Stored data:
— Begin —

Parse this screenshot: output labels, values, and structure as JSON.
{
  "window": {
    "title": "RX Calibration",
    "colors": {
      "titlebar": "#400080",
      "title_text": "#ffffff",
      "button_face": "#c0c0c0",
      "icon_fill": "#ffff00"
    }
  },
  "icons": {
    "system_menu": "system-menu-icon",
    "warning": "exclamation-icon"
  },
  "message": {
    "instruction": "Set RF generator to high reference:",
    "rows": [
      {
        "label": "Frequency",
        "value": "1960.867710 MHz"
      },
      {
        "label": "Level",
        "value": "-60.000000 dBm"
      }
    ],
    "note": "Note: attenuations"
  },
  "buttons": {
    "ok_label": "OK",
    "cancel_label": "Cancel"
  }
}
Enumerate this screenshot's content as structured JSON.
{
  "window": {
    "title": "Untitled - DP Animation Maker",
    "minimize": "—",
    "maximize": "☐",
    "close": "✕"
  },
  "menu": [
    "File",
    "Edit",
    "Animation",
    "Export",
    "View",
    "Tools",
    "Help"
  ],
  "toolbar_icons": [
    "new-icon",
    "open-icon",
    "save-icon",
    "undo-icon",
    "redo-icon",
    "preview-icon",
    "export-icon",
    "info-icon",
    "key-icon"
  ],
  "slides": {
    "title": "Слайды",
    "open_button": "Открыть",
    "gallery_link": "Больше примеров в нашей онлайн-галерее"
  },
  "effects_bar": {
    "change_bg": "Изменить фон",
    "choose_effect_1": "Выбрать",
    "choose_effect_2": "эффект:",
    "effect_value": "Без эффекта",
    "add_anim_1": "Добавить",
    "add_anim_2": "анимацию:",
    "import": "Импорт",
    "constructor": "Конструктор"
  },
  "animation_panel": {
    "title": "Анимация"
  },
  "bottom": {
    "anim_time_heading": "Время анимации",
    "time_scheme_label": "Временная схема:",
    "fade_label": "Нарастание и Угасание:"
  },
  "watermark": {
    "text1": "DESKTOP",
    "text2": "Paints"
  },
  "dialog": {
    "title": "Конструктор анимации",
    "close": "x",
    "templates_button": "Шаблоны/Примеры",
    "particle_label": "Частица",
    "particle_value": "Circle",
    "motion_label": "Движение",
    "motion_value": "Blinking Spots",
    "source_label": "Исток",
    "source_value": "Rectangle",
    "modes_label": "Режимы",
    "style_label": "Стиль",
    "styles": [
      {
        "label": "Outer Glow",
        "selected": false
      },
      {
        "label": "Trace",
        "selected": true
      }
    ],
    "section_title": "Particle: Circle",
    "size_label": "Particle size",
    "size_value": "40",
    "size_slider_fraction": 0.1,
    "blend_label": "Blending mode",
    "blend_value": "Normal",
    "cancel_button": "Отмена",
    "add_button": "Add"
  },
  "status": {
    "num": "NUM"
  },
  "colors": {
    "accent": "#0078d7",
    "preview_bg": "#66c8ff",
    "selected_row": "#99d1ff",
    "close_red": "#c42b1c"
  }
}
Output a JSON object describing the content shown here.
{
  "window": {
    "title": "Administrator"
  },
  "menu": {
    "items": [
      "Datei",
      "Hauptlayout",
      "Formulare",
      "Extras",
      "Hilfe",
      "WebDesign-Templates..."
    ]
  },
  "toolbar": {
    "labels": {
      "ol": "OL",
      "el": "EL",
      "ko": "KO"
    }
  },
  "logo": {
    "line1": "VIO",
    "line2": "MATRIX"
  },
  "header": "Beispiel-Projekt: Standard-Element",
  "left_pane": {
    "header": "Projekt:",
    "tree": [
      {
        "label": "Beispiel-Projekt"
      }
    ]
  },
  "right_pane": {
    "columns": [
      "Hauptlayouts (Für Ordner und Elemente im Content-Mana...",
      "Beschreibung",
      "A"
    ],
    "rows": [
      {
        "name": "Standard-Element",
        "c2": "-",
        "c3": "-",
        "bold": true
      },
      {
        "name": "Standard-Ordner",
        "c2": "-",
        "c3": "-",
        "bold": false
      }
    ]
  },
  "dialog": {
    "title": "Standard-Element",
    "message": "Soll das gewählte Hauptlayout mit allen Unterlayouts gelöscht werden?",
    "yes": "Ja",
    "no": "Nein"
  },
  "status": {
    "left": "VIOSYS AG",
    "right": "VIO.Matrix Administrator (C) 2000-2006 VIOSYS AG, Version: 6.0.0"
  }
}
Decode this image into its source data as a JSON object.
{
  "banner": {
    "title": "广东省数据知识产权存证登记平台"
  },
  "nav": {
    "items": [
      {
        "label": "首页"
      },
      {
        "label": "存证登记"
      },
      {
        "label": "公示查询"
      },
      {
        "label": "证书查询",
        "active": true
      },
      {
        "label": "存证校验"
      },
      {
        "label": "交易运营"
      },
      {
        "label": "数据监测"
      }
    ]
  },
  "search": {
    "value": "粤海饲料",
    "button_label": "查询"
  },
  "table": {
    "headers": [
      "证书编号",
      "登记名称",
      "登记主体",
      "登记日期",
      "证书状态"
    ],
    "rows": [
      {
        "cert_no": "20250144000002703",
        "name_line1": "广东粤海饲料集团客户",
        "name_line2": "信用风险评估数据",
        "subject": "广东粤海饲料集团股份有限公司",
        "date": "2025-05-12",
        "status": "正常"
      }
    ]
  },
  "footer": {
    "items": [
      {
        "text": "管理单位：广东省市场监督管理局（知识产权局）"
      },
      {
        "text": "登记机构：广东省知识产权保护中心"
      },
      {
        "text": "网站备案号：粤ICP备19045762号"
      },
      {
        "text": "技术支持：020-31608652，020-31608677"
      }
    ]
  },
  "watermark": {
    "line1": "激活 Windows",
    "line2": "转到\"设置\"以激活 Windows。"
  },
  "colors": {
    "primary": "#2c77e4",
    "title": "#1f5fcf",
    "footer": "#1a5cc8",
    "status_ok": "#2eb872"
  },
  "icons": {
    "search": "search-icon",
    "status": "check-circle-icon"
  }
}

— End —

◆ **PROBLEM DETAILS**: Reproduce the data in its entirety, matching each character.

◆ **COMPLETE OUTPUT**:
Parse this screenshot: output labels, values, and structure as JSON.
{
  "window": {
    "title": "RX Calibration",
    "colors": {
      "titlebar": "#400080",
      "title_text": "#ffffff",
      "button_face": "#c0c0c0",
      "icon_fill": "#ffff00"
    }
  },
  "icons": {
    "system_menu": "system-menu-icon",
    "warning": "exclamation-icon"
  },
  "message": {
    "instruction": "Set RF generator to high reference:",
    "rows": [
      {
        "label": "Frequency",
        "value": "1960.867710 MHz"
      },
      {
        "label": "Level",
        "value": "-60.000000 dBm"
      }
    ],
    "note": "Note: attenuations"
  },
  "buttons": {
    "ok_label": "OK",
    "cancel_label": "Cancel"
  }
}
Enumerate this screenshot's content as structured JSON.
{
  "window": {
    "title": "Untitled - DP Animation Maker",
    "minimize": "—",
    "maximize": "☐",
    "close": "✕"
  },
  "menu": [
    "File",
    "Edit",
    "Animation",
    "Export",
    "View",
    "Tools",
    "Help"
  ],
  "toolbar_icons": [
    "new-icon",
    "open-icon",
    "save-icon",
    "undo-icon",
    "redo-icon",
    "preview-icon",
    "export-icon",
    "info-icon",
    "key-icon"
  ],
  "slides": {
    "title": "Слайды",
    "open_button": "Открыть",
    "gallery_link": "Больше примеров в нашей онлайн-галерее"
  },
  "effects_bar": {
    "change_bg": "Изменить фон",
    "choose_effect_1": "Выбрать",
    "choose_effect_2": "эффект:",
    "effect_value": "Без эффекта",
    "add_anim_1": "Добавить",
    "add_anim_2": "анимацию:",
    "import": "Импорт",
    "constructor": "Конструктор"
  },
  "animation_panel": {
    "title": "Анимация"
  },
  "bottom": {
    "anim_time_heading": "Время анимации",
    "time_scheme_label": "Временная схема:",
    "fade_label": "Нарастание и Угасание:"
  },
  "watermark": {
    "text1": "DESKTOP",
    "text2": "Paints"
  },
  "dialog": {
    "title": "Конструктор анимации",
    "close": "x",
    "templates_button": "Шаблоны/Примеры",
    "particle_label": "Частица",
    "particle_value": "Circle",
    "motion_label": "Движение",
    "motion_value": "Blinking Spots",
    "source_label": "Исток",
    "source_value": "Rectangle",
    "modes_label": "Режимы",
    "style_label": "Стиль",
    "styles": [
      {
        "label": "Outer Glow",
        "selected": false
      },
      {
        "label": "Trace",
        "selected": true
      }
    ],
    "section_title": "Particle: Circle",
    "size_label": "Particle size",
    "size_value": "40",
    "size_slider_fraction": 0.1,
    "blend_label": "Blending mode",
    "blend_value": "Normal",
    "cancel_button": "Отмена",
    "add_button": "Add"
  },
  "status": {
    "num": "NUM"
  },
  "colors": {
    "accent": "#0078d7",
    "preview_bg": "#66c8ff",
    "selected_row": "#99d1ff",
    "close_red": "#c42b1c"
  }
}
Output a JSON object describing the content shown here.
{
  "window": {
    "title": "Administrator"
  },
  "menu": {
    "items": [
      "Datei",
      "Hauptlayout",
      "Formulare",
      "Extras",
      "Hilfe",
      "WebDesign-Templates..."
    ]
  },
  "toolbar": {
    "labels": {
      "ol": "OL",
      "el": "EL",
      "ko": "KO"
    }
  },
  "logo": {
    "line1": "VIO",
    "line2": "MATRIX"
  },
  "header": "Beispiel-Projekt: Standard-Element",
  "left_pane": {
    "header": "Projekt:",
    "tree": [
      {
        "label": "Beispiel-Projekt"
      }
    ]
  },
  "right_pane": {
    "columns": [
      "Hauptlayouts (Für Ordner und Elemente im Content-Mana...",
      "Beschreibung",
      "A"
    ],
    "rows": [
      {
        "name": "Standard-Element",
        "c2": "-",
        "c3": "-",
        "bold": true
      },
      {
        "name": "Standard-Ordner",
        "c2": "-",
        "c3": "-",
        "bold": false
      }
    ]
  },
  "dialog": {
    "title": "Standard-Element",
    "message": "Soll das gewählte Hauptlayout mit allen Unterlayouts gelöscht werden?",
    "yes": "Ja",
    "no": "Nein"
  },
  "status": {
    "left": "VIOSYS AG",
    "right": "VIO.Matrix Administrator (C) 2000-2006 VIOSYS AG, Version: 6.0.0"
  }
}
Decode this image into its source data as a JSON object.
{
  "banner": {
    "title": "广东省数据知识产权存证登记平台"
  },
  "nav": {
    "items": [
      {
        "label": "首页"
      },
      {
        "label": "存证登记"
      },
      {
        "label": "公示查询"
      },
      {
        "label": "证书查询",
        "active": true
      },
      {
        "label": "存证校验"
      },
      {
        "label": "交易运营"
      },
      {
        "label": "数据监测"
      }
    ]
  },
  "search": {
    "value": "粤海饲料",
    "button_label": "查询"
  },
  "table": {
    "headers": [
      "证书编号",
      "登记名称",
      "登记主体",
      "登记日期",
      "证书状态"
    ],
    "rows": [
      {
        "cert_no": "20250144000002703",
        "name_line1": "广东粤海饲料集团客户",
        "name_line2": "信用风险评估数据",
        "subject": "广东粤海饲料集团股份有限公司",
        "date": "2025-05-12",
        "status": "正常"
      }
    ]
  },
  "footer": {
    "items": [
      {
        "text": "管理单位：广东省市场监督管理局（知识产权局）"
      },
      {
        "text": "登记机构：广东省知识产权保护中心"
      },
      {
        "text": "网站备案号：粤ICP备19045762号"
      },
      {
        "text": "技术支持：020-31608652，020-31608677"
      }
    ]
  },
  "watermark": {
    "line1": "激活 Windows",
    "line2": "转到\"设置\"以激活 Windows。"
  },
  "colors": {
    "primary": "#2c77e4",
    "title": "#1f5fcf",
    "footer": "#1a5cc8",
    "status_ok": "#2eb872"
  },
  "icons": {
    "search": "search-icon",
    "status": "check-circle-icon"
  }
}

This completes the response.